▶ The request: Single out the lines of the material that contain "this" and copy them.

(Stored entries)
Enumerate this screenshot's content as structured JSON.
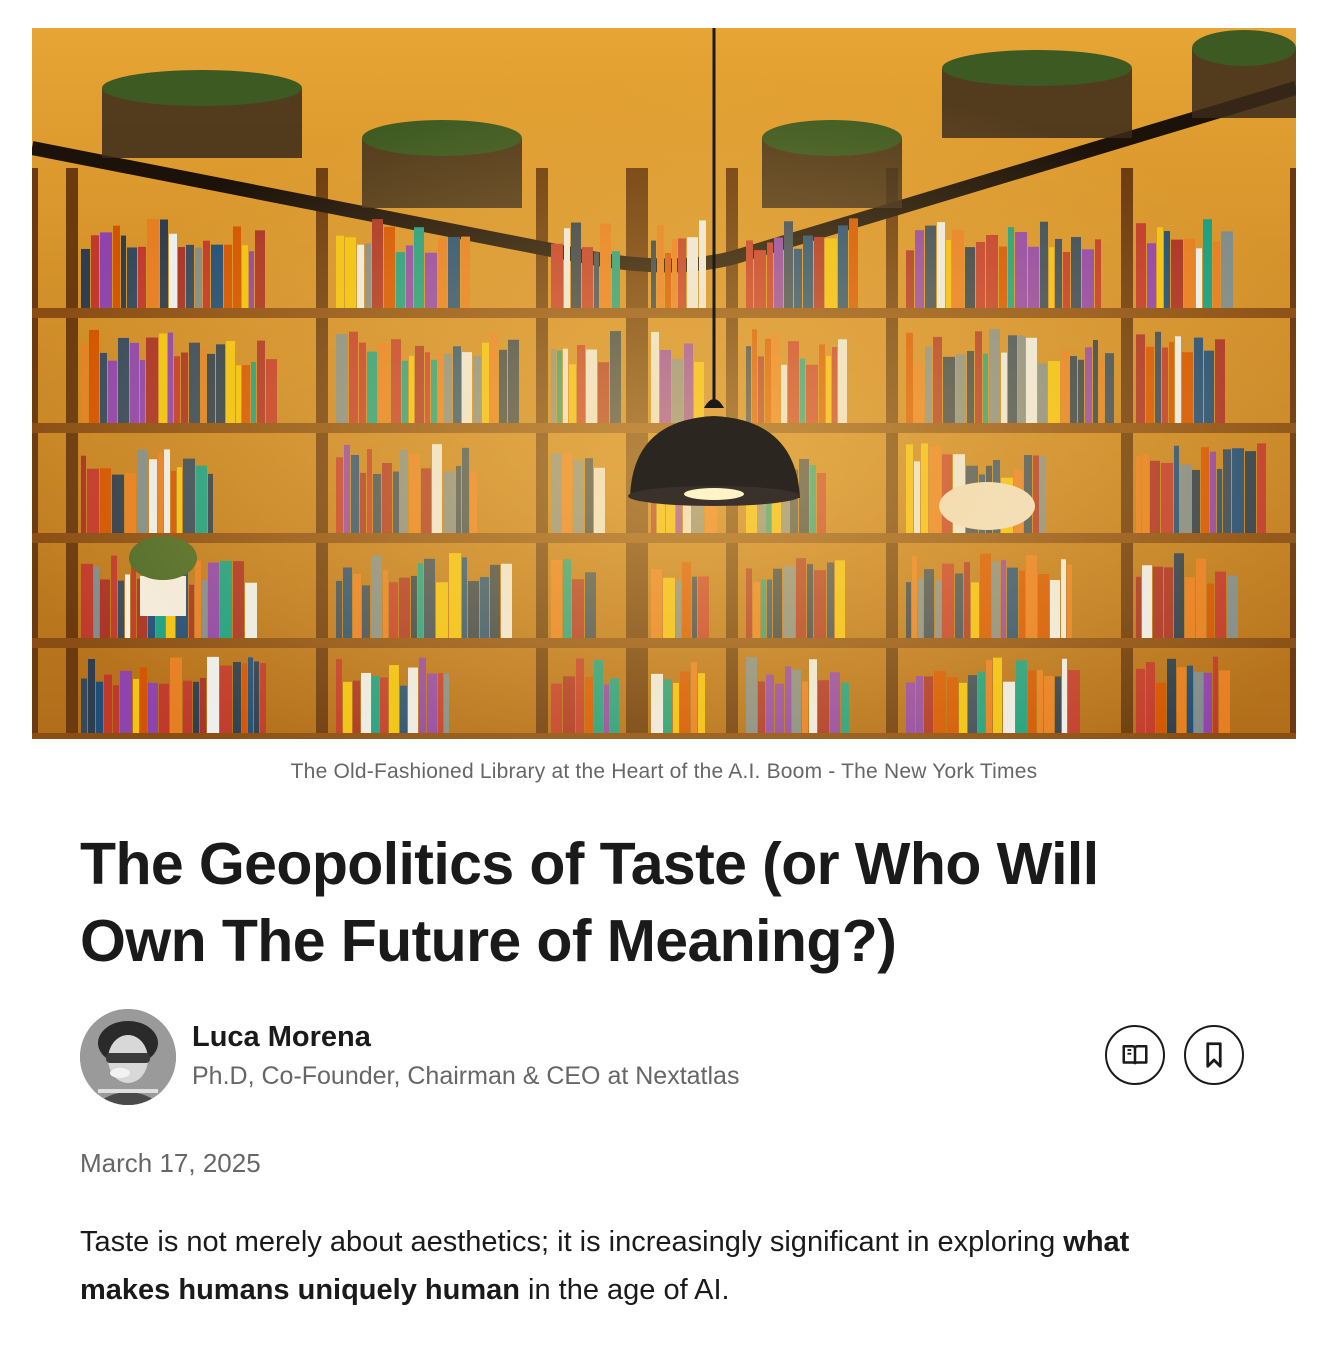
{
  "hero_image": {
    "description_icon": "library-bookshelves-image",
    "colors": {
      "wood": "#b8741c",
      "glow": "#f0b030",
      "dark": "#2a1608"
    }
  },
  "caption": "The Old-Fashioned Library at the Heart of the A.I. Boom - The New York Times",
  "article": {
    "title": "The Geopolitics of Taste (or Who Will Own The Future of Meaning?)",
    "date": "March 17, 2025",
    "body": {
      "part1": "Taste is not merely about aesthetics; it is increasingly significant in exploring ",
      "bold": "what makes humans uniquely human",
      "part2": " in the age of AI."
    }
  },
  "author": {
    "name": "Luca Morena",
    "headline": "Ph.D, Co-Founder, Chairman & CEO at Nextatlas",
    "avatar_icon": "author-avatar"
  },
  "actions": {
    "read_icon": "open-book-icon",
    "save_icon": "bookmark-icon",
    "border_color": "#1a1a1a"
  }
}
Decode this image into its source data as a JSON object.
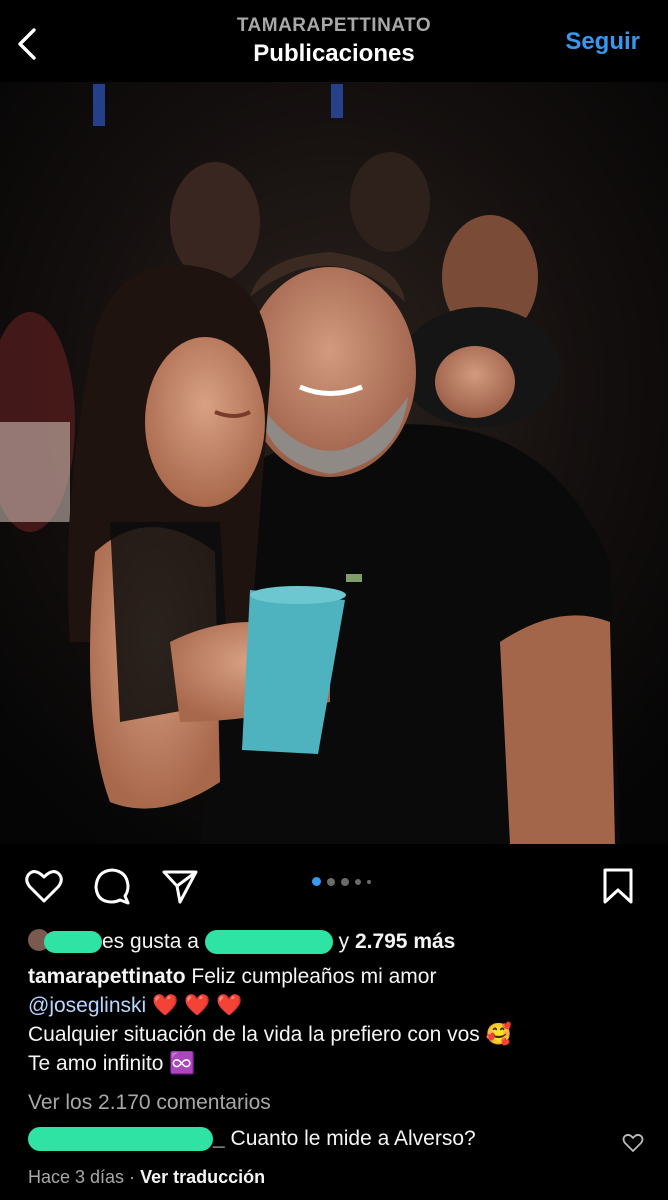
{
  "header": {
    "username": "TAMARAPETTINATO",
    "title": "Publicaciones",
    "follow_label": "Seguir",
    "back_icon": "chevron-left-icon"
  },
  "photo": {
    "description_alt": "Foto de publicación"
  },
  "actions": {
    "icons": [
      "heart-icon",
      "comment-icon",
      "share-icon",
      "bookmark-icon"
    ],
    "carousel_count": 5,
    "carousel_active": 1
  },
  "likes": {
    "prefix": "es gusta a",
    "suffix": "y",
    "count": "2.795 más"
  },
  "caption": {
    "author": "tamarapettinato",
    "text1": "Feliz cumpleaños mi amor",
    "mention": "@joseglinski",
    "hearts": "❤️ ❤️ ❤️",
    "line2": "Cualquier situación de la vida la prefiero con vos 🥰",
    "line3": "Te amo infinito ♾️"
  },
  "comments": {
    "view_all": "Ver los 2.170 comentarios",
    "first_comment_user_tail": "_",
    "first_comment_text": "Cuanto le mide a Alverso?"
  },
  "meta": {
    "time": "Hace 3 días",
    "separator": "·",
    "translate": "Ver traducción"
  },
  "colors": {
    "accent": "#3897f0",
    "background": "#000000",
    "redaction": "#2fe3a5"
  }
}
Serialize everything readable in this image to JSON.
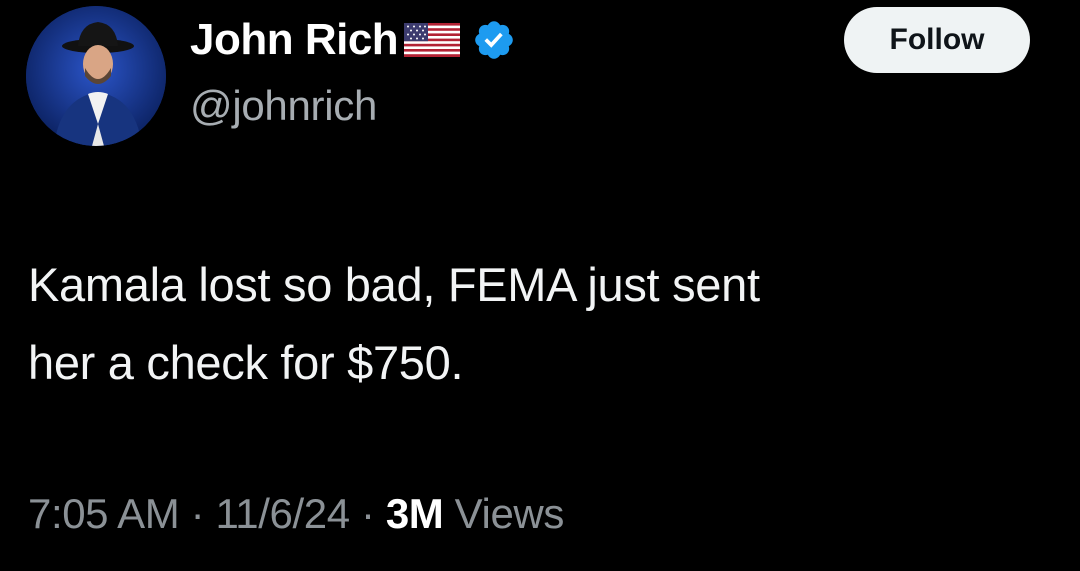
{
  "author": {
    "display_name": "John Rich",
    "flag_emoji": "🇺🇸",
    "handle": "@johnrich",
    "verified": true,
    "verified_color": "#1d9bf0"
  },
  "follow_button": {
    "label": "Follow"
  },
  "tweet": {
    "text_lines": [
      "Kamala lost so bad, FEMA just sent",
      "her a check for $750."
    ]
  },
  "meta": {
    "time": "7:05 AM",
    "separator": "·",
    "date": "11/6/24",
    "views_count": "3M",
    "views_label": "Views"
  },
  "icons": {
    "verified": "verified-badge-icon",
    "flag": "us-flag-icon"
  }
}
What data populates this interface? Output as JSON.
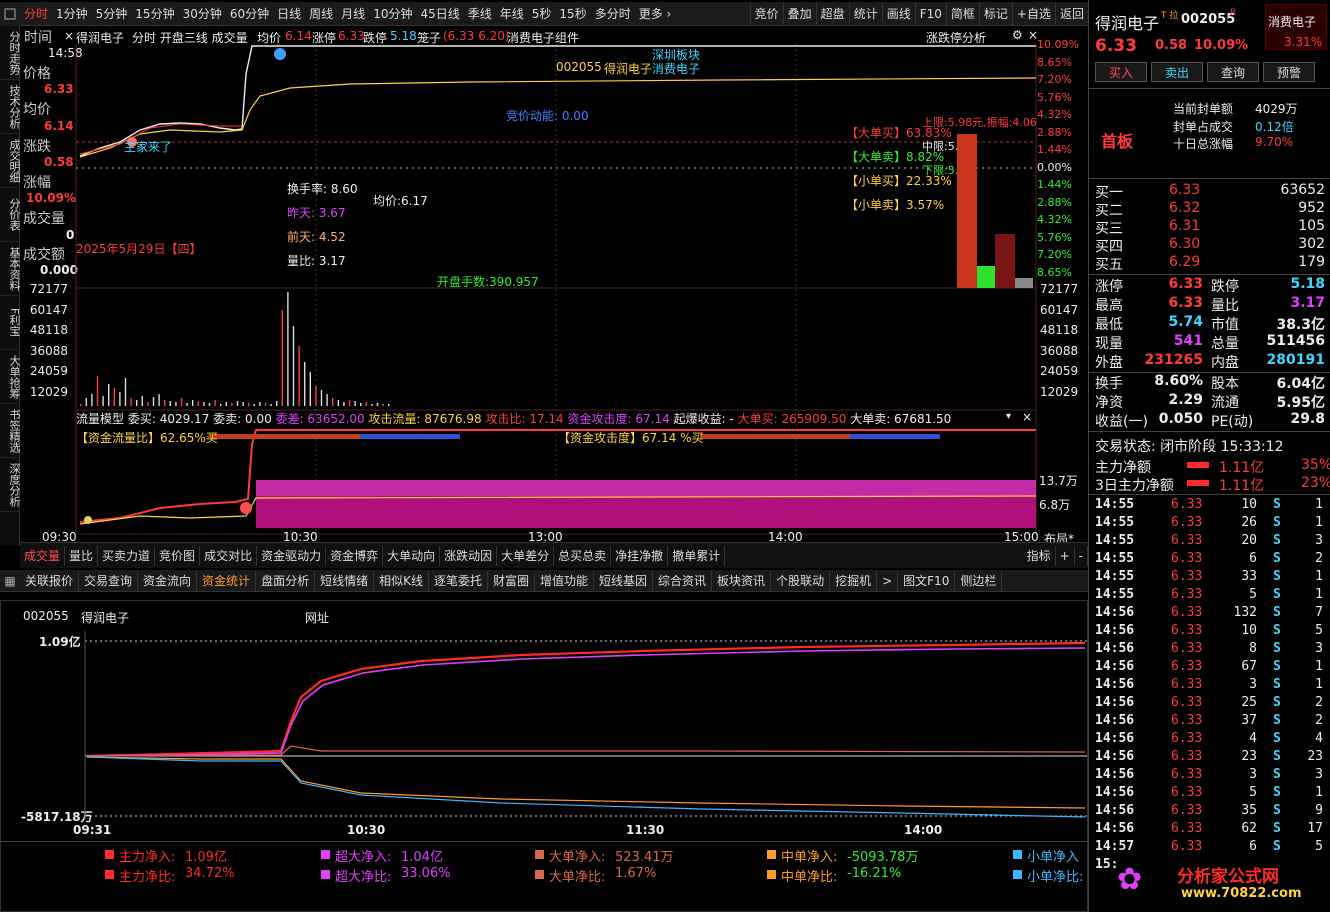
{
  "toolbar": {
    "periods": [
      "分时",
      "1分钟",
      "5分钟",
      "15分钟",
      "30分钟",
      "60分钟",
      "日线",
      "周线",
      "月线",
      "10分钟",
      "45日线",
      "季线",
      "年线",
      "5秒",
      "15秒",
      "多分时",
      "更多 ›"
    ],
    "right_items": [
      "竞价",
      "叠加",
      "超盘",
      "统计",
      "画线",
      "F10",
      "简框",
      "标记",
      "+自选",
      "返回"
    ]
  },
  "vtabs": [
    "分时走势",
    "技术分析",
    "成交明细",
    "分价表",
    "基本资料",
    "F利宝",
    "大单抢筹",
    "书签精选",
    "深度分析"
  ],
  "chart_header": {
    "name": "得润电子",
    "items": "分时 开盘三线 成交量",
    "avg_label": "均价",
    "avg_val": "6.14",
    "change_label": "涨停",
    "change_val": "6.33",
    "limit_down_label": "跌停",
    "limit_down_val": "5.18",
    "cage_label": "笼子",
    "cage_val": "(6.33 6.20)",
    "comp": "消费电子组件",
    "right_btn": "涨跌停分析"
  },
  "left_info": {
    "time_label": "时间",
    "time_val": "14:58",
    "price_label": "价格",
    "price_val": "6.33",
    "avg_label": "均价",
    "avg_val": "6.14",
    "chg_label": "涨跌",
    "chg_val": "0.58",
    "pct_label": "涨幅",
    "pct_val": "10.09%",
    "vol_label": "成交量",
    "vol_val": "0",
    "amt_label": "成交额",
    "amt_val": "0.000"
  },
  "price_axis_right": [
    "10.09%",
    "8.65%",
    "7.20%",
    "5.76%",
    "4.32%",
    "2.88%",
    "1.44%",
    "0.00%",
    "1.44%",
    "2.88%",
    "4.32%",
    "5.76%",
    "7.20%",
    "8.65%"
  ],
  "annotations": {
    "stock_code": "002055",
    "stock_name": "得润电子",
    "board": "深圳板块",
    "sector": "消费电子",
    "auction": "竞价动能: 0.00",
    "limit_up": "上限:5.98元,振幅:4.06",
    "mid": "中限:5.",
    "low": "下限:5.",
    "big_buy": "【大单买】63.83%",
    "big_sell": "【大单卖】8.82%",
    "small_buy": "【小单买】22.33%",
    "small_sell": "【小单卖】3.57%",
    "turnover": "换手率: 8.60",
    "avg_price": "均价:6.17",
    "yesterday": "昨天: 3.67",
    "daybefore": "前天: 4.52",
    "vol_ratio": "量比: 3.17",
    "date": "2025年5月29日【四】",
    "open_hands": "开盘手数:390.957",
    "main_coming": "主家来了"
  },
  "vol_axis": [
    "72177",
    "60147",
    "48118",
    "36088",
    "24059",
    "12029"
  ],
  "flow_header": {
    "model": "流量模型",
    "wb": "委买: 4029.17",
    "ws": "委卖: 0.00",
    "wc": "委差: 63652.00",
    "attack": "攻击流量: 87676.98",
    "attack_ratio": "攻击比: 17.14",
    "attack_deg": "资金攻击度: 67.14",
    "burst": "起爆收益: -",
    "big_buy": "大单买: 265909.50",
    "big_sell": "大单卖: 67681.50"
  },
  "flow_ratio": "【资金流量比】62.65%买",
  "flow_attack": "【资金攻击度】67.14 %买",
  "flow_axis": [
    "13.7万",
    "6.8万"
  ],
  "time_axis": [
    "09:30",
    "10:30",
    "13:00",
    "14:00",
    "15:00"
  ],
  "layout_btn": "布局*",
  "sub_tabs": [
    "成交量",
    "量比",
    "买卖力道",
    "竞价图",
    "成交对比",
    "资金驱动力",
    "资金博弈",
    "大单动向",
    "涨跌动因",
    "大单差分",
    "总买总卖",
    "净挂净撤",
    "撤单累计"
  ],
  "sub_right": [
    "指标",
    "+",
    "-"
  ],
  "bottom_tabs": [
    "关联报价",
    "交易查询",
    "资金流向",
    "资金统计",
    "盘面分析",
    "短线情绪",
    "相似K线",
    "逐笔委托",
    "财富圈",
    "增值功能",
    "短线基因",
    "综合资讯",
    "板块资讯",
    "个股联动",
    "挖掘机",
    ">",
    "图文F10",
    "侧边栏"
  ],
  "bottom_active": 3,
  "fund": {
    "code": "002055",
    "name": "得润电子",
    "url_label": "网址",
    "top_val": "1.09亿",
    "bottom_val": "-5817.18万",
    "times": [
      "09:31",
      "10:30",
      "11:30",
      "14:00"
    ],
    "legend1": [
      {
        "label": "主力净入:",
        "val": "1.09亿",
        "color": "#ff2a2a"
      },
      {
        "label": "超大净入:",
        "val": "1.04亿",
        "color": "#e040fb"
      },
      {
        "label": "大单净入:",
        "val": "523.41万",
        "color": "#d9684a"
      },
      {
        "label": "中单净入:",
        "val": "-5093.78万",
        "color": "#ff9b2a"
      },
      {
        "label": "小单净入",
        "val": "",
        "color": "#3fb7ff"
      }
    ],
    "legend2": [
      {
        "label": "主力净比:",
        "val": "34.72%",
        "color": "#ff2a2a"
      },
      {
        "label": "超大净比:",
        "val": "33.06%",
        "color": "#e040fb"
      },
      {
        "label": "大单净比:",
        "val": "1.67%",
        "color": "#d9684a"
      },
      {
        "label": "中单净比:",
        "val": "-16.21%",
        "color": "#ff9b2a"
      },
      {
        "label": "小单净比:",
        "val": "",
        "color": "#3fb7ff"
      }
    ]
  },
  "right_panel": {
    "name": "得润电子",
    "marks": "T 拉",
    "code": "002055",
    "r": "R",
    "sector": "消费电子",
    "sector_pct": "3.31%",
    "price": "6.33",
    "chg": "0.58",
    "pct": "10.09%",
    "btn_buy": "买入",
    "btn_sell": "卖出",
    "btn_query": "查询",
    "btn_alert": "预警",
    "first_board": "首板",
    "seal_label": "当前封单额",
    "seal_val": "4029万",
    "seal_ratio_label": "封单占成交",
    "seal_ratio_val": "0.12倍",
    "ten_label": "十日总涨幅",
    "ten_val": "9.70%",
    "bids": [
      {
        "label": "买一",
        "price": "6.33",
        "vol": "63652"
      },
      {
        "label": "买二",
        "price": "6.32",
        "vol": "952"
      },
      {
        "label": "买三",
        "price": "6.31",
        "vol": "105"
      },
      {
        "label": "买四",
        "price": "6.30",
        "vol": "302"
      },
      {
        "label": "买五",
        "price": "6.29",
        "vol": "179"
      }
    ],
    "stats": [
      {
        "l1": "涨停",
        "v1": "6.33",
        "l2": "跌停",
        "v2": "5.18"
      },
      {
        "l1": "最高",
        "v1": "6.33",
        "l2": "量比",
        "v2": "3.17"
      },
      {
        "l1": "最低",
        "v1": "5.74",
        "l2": "市值",
        "v2": "38.3亿"
      },
      {
        "l1": "现量",
        "v1": "541",
        "l2": "总量",
        "v2": "511456"
      },
      {
        "l1": "外盘",
        "v1": "231265",
        "l2": "内盘",
        "v2": "280191"
      }
    ],
    "stats2": [
      {
        "l1": "换手",
        "v1": "8.60%",
        "l2": "股本",
        "v2": "6.04亿"
      },
      {
        "l1": "净资",
        "v1": "2.29",
        "l2": "流通",
        "v2": "5.95亿"
      },
      {
        "l1": "收益(一)",
        "v1": "0.050",
        "l2": "PE(动)",
        "v2": "29.8"
      }
    ],
    "trade_status": "交易状态: 闭市阶段 15:33:12",
    "main_net_label": "主力净额",
    "main_net_val": "1.11亿",
    "main_net_pct": "35%",
    "main3_label": "3日主力净额",
    "main3_val": "1.11亿",
    "main3_pct": "23%",
    "ticks": [
      [
        "14:55",
        "6.33",
        "10",
        "S",
        "1"
      ],
      [
        "14:55",
        "6.33",
        "26",
        "S",
        "1"
      ],
      [
        "14:55",
        "6.33",
        "20",
        "S",
        "3"
      ],
      [
        "14:55",
        "6.33",
        "6",
        "S",
        "2"
      ],
      [
        "14:55",
        "6.33",
        "33",
        "S",
        "1"
      ],
      [
        "14:55",
        "6.33",
        "5",
        "S",
        "1"
      ],
      [
        "14:56",
        "6.33",
        "132",
        "S",
        "7"
      ],
      [
        "14:56",
        "6.33",
        "10",
        "S",
        "5"
      ],
      [
        "14:56",
        "6.33",
        "8",
        "S",
        "3"
      ],
      [
        "14:56",
        "6.33",
        "67",
        "S",
        "1"
      ],
      [
        "14:56",
        "6.33",
        "3",
        "S",
        "1"
      ],
      [
        "14:56",
        "6.33",
        "25",
        "S",
        "2"
      ],
      [
        "14:56",
        "6.33",
        "37",
        "S",
        "2"
      ],
      [
        "14:56",
        "6.33",
        "4",
        "S",
        "4"
      ],
      [
        "14:56",
        "6.33",
        "23",
        "S",
        "23"
      ],
      [
        "14:56",
        "6.33",
        "3",
        "S",
        "3"
      ],
      [
        "14:56",
        "6.33",
        "5",
        "S",
        "1"
      ],
      [
        "14:56",
        "6.33",
        "35",
        "S",
        "9"
      ],
      [
        "14:56",
        "6.33",
        "62",
        "S",
        "17"
      ],
      [
        "14:57",
        "6.33",
        "6",
        "S",
        "5"
      ],
      [
        "15:0",
        "",
        "",
        "",
        ""
      ]
    ]
  },
  "watermark": "分析家公式网www.70822.com",
  "logo": {
    "line1": "分析家公式网",
    "line2": "www.70822.com"
  }
}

▶ Answer:
Enumerate this screenshot's content as structured JSON.
Decode this image into its source data as a JSON object.
Serialize everything readable in this image to JSON.
What data populates this interface? Output as JSON.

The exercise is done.